- _Task goal_
The answer is one number: how many lines in the data below hold "this".
## begin
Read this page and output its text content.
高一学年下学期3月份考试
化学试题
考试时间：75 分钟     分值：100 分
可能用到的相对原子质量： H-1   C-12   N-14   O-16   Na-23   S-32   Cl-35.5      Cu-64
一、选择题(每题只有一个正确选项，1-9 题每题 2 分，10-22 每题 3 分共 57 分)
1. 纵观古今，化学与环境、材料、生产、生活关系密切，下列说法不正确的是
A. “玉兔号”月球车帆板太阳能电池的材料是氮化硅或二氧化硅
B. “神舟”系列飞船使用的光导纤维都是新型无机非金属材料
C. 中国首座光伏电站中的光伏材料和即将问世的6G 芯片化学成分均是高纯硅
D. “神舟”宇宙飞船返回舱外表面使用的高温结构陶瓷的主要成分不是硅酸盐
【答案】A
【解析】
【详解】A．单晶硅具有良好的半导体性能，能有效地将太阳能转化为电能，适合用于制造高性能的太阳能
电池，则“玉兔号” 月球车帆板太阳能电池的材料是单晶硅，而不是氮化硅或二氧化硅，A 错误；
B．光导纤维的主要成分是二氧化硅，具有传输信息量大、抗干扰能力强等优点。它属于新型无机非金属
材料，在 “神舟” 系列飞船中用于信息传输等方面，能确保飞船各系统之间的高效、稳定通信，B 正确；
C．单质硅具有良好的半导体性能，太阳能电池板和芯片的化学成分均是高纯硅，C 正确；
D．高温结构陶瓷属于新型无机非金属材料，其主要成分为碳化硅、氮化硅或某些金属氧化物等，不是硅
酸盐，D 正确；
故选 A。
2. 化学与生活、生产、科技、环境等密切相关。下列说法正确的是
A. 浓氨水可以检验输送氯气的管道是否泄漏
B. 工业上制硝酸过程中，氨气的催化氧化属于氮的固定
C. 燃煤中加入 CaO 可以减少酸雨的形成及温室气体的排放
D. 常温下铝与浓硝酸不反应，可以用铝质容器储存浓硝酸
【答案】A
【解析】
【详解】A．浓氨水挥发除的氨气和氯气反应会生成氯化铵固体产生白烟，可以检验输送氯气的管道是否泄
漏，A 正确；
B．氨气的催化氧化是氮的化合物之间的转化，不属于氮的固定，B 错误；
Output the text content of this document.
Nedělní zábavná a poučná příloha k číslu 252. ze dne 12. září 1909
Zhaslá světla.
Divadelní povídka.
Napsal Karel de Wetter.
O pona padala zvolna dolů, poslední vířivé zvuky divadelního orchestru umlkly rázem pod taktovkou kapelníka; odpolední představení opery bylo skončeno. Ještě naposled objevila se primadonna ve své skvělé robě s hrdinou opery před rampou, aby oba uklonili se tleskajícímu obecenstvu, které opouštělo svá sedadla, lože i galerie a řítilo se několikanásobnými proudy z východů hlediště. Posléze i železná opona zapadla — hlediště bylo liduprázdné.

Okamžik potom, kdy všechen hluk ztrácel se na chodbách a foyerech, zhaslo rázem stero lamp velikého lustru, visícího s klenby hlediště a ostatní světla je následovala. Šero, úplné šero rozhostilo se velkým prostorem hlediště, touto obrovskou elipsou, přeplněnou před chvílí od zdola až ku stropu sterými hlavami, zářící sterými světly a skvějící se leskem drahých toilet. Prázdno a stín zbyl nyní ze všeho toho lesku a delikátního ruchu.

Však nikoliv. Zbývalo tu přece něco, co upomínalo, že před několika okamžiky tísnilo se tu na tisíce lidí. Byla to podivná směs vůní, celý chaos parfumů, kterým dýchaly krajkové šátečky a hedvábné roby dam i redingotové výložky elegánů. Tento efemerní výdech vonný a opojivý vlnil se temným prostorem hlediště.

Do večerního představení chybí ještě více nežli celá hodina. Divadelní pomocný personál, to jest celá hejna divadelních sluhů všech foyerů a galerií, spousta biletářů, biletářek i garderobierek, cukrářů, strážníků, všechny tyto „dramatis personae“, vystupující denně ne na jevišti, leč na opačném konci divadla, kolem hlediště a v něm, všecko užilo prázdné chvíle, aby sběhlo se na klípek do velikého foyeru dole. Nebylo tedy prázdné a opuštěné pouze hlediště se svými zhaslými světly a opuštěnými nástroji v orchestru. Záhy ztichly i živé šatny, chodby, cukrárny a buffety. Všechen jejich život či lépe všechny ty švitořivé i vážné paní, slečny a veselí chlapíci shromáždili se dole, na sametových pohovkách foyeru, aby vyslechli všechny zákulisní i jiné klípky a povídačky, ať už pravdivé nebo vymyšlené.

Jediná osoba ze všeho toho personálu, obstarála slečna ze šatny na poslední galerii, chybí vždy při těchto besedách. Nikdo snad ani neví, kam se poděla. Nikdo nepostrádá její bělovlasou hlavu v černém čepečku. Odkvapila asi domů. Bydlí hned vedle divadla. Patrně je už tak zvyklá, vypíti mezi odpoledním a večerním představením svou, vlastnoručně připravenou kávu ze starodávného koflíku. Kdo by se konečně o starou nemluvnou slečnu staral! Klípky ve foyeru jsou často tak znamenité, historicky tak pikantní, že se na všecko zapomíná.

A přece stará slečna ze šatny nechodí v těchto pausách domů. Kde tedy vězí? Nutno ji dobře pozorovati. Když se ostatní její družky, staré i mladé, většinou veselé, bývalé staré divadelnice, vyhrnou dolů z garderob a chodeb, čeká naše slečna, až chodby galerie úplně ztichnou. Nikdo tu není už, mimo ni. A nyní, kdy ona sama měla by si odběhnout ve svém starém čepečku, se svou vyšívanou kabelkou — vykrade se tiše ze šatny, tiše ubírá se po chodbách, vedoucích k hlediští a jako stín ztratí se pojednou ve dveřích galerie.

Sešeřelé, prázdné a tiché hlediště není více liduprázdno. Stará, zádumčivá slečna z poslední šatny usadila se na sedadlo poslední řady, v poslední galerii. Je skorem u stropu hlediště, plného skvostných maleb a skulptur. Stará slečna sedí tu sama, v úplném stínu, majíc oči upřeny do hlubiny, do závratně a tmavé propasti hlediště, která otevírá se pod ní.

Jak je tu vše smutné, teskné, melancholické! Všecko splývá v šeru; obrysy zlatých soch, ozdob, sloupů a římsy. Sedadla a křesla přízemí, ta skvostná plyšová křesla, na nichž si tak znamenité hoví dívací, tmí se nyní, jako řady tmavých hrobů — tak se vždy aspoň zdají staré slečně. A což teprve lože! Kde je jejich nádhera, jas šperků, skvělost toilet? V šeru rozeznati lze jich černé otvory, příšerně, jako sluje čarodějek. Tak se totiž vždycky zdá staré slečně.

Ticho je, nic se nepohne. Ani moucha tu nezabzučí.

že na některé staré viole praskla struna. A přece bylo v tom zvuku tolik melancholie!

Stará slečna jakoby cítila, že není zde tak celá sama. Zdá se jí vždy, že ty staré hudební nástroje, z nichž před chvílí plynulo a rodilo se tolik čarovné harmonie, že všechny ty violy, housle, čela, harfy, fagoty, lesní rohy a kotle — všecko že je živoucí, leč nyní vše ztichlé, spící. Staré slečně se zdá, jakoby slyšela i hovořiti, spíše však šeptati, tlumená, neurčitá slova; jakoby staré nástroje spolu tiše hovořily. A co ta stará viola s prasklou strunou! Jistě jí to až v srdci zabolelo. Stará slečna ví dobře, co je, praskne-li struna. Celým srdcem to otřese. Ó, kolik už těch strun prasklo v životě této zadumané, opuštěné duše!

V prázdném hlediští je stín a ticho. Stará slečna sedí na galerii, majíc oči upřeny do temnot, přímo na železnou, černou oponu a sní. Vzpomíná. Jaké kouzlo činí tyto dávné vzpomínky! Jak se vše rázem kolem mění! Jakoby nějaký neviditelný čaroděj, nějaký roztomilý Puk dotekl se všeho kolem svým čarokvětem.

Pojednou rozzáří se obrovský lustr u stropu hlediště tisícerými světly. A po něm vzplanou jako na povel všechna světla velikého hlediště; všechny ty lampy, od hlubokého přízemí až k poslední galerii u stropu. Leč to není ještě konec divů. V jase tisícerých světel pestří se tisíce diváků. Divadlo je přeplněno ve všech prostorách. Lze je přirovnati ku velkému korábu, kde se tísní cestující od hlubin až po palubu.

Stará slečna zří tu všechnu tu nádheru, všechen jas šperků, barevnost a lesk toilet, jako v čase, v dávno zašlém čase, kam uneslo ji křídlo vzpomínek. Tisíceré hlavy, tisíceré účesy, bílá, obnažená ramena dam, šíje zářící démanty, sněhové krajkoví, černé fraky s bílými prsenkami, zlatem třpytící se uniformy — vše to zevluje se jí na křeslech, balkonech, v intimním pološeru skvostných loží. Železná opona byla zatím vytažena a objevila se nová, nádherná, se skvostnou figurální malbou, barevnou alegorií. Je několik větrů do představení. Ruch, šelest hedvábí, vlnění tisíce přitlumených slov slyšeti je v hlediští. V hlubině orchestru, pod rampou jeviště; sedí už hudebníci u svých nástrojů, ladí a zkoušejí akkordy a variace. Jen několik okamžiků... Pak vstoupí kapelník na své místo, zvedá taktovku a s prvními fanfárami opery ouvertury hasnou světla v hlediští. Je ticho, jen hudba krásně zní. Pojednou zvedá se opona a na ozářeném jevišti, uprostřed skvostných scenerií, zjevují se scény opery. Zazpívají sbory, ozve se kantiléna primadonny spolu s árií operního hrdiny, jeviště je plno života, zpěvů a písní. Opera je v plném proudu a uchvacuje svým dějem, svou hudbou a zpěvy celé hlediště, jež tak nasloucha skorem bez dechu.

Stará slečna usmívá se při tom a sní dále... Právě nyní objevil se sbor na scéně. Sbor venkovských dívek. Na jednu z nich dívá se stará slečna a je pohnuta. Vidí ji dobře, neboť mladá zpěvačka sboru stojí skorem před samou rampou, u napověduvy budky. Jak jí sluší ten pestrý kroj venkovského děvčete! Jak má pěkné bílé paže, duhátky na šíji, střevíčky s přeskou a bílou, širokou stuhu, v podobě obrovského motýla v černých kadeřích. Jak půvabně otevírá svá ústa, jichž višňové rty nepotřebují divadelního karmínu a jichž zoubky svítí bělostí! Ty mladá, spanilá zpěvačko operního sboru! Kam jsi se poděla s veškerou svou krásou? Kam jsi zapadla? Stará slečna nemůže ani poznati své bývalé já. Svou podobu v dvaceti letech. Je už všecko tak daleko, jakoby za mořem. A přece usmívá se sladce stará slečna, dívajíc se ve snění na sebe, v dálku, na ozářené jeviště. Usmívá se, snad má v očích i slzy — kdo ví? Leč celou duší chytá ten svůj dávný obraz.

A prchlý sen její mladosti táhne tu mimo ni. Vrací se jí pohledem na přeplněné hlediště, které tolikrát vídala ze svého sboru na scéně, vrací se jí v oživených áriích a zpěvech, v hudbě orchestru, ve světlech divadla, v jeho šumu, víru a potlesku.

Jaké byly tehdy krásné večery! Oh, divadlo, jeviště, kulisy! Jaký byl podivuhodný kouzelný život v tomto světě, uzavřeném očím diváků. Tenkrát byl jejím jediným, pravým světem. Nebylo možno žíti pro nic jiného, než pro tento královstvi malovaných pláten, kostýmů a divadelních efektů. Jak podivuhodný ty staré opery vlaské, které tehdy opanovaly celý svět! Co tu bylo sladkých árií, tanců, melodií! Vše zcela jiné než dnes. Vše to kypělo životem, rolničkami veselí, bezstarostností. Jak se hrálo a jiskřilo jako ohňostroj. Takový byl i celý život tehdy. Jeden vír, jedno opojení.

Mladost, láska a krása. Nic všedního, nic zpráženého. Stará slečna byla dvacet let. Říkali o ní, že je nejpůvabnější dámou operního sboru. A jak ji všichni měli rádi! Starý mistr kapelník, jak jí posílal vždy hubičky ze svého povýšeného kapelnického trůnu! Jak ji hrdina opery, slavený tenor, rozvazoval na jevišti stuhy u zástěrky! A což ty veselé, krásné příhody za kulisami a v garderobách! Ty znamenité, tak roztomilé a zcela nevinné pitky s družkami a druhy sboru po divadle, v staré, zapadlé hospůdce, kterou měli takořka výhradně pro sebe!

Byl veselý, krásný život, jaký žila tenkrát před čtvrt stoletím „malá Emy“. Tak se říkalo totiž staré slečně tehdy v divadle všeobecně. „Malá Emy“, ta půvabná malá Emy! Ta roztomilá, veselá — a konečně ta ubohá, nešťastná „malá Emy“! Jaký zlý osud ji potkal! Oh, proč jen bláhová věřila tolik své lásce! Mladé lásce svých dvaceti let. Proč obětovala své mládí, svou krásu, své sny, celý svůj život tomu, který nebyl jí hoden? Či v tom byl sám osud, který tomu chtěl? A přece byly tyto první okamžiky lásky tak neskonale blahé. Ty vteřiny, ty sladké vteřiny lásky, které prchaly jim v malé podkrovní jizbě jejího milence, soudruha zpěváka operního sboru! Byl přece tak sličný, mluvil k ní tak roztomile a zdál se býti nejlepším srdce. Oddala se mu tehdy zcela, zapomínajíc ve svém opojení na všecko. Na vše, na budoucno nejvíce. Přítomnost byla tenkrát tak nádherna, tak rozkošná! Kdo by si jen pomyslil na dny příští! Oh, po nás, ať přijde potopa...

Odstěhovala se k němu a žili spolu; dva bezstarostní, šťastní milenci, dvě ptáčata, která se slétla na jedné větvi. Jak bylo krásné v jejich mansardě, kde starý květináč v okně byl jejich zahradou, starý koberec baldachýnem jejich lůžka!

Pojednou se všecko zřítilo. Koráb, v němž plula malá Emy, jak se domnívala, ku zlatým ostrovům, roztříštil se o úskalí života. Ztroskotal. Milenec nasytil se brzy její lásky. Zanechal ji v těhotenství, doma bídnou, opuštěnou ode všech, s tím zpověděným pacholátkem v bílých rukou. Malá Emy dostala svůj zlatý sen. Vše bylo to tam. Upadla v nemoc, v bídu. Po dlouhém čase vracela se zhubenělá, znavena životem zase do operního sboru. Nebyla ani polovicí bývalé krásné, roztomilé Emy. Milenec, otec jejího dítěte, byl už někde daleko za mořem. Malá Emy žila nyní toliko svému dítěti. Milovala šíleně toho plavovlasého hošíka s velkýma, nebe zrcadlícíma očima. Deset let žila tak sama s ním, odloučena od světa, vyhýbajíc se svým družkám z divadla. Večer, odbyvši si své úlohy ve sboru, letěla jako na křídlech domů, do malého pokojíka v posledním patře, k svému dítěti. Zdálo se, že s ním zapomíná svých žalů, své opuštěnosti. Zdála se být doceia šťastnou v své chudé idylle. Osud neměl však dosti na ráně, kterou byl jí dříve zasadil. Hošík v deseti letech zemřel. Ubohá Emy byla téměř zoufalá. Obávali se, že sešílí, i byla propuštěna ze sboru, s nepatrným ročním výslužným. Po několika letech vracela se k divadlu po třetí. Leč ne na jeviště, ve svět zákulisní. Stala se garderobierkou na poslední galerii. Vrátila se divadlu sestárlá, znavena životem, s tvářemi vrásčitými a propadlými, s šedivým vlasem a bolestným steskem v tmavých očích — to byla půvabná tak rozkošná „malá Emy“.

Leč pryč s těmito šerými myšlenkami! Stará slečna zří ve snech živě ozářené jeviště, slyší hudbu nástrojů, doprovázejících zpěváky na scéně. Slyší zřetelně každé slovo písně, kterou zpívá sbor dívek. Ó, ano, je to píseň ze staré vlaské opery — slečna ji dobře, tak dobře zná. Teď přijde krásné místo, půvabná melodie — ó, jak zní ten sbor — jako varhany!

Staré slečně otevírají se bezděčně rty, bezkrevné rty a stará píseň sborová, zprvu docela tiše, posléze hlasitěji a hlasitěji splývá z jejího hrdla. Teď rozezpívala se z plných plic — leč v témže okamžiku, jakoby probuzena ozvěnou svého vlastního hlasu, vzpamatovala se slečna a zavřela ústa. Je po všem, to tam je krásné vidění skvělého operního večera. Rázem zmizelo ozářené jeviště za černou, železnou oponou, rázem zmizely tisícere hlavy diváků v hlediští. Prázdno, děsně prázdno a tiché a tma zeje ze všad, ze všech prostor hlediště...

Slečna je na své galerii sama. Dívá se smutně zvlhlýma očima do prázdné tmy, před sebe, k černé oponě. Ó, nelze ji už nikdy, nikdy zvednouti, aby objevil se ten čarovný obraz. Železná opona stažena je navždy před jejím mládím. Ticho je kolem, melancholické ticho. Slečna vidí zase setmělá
## end
- _Solution_
2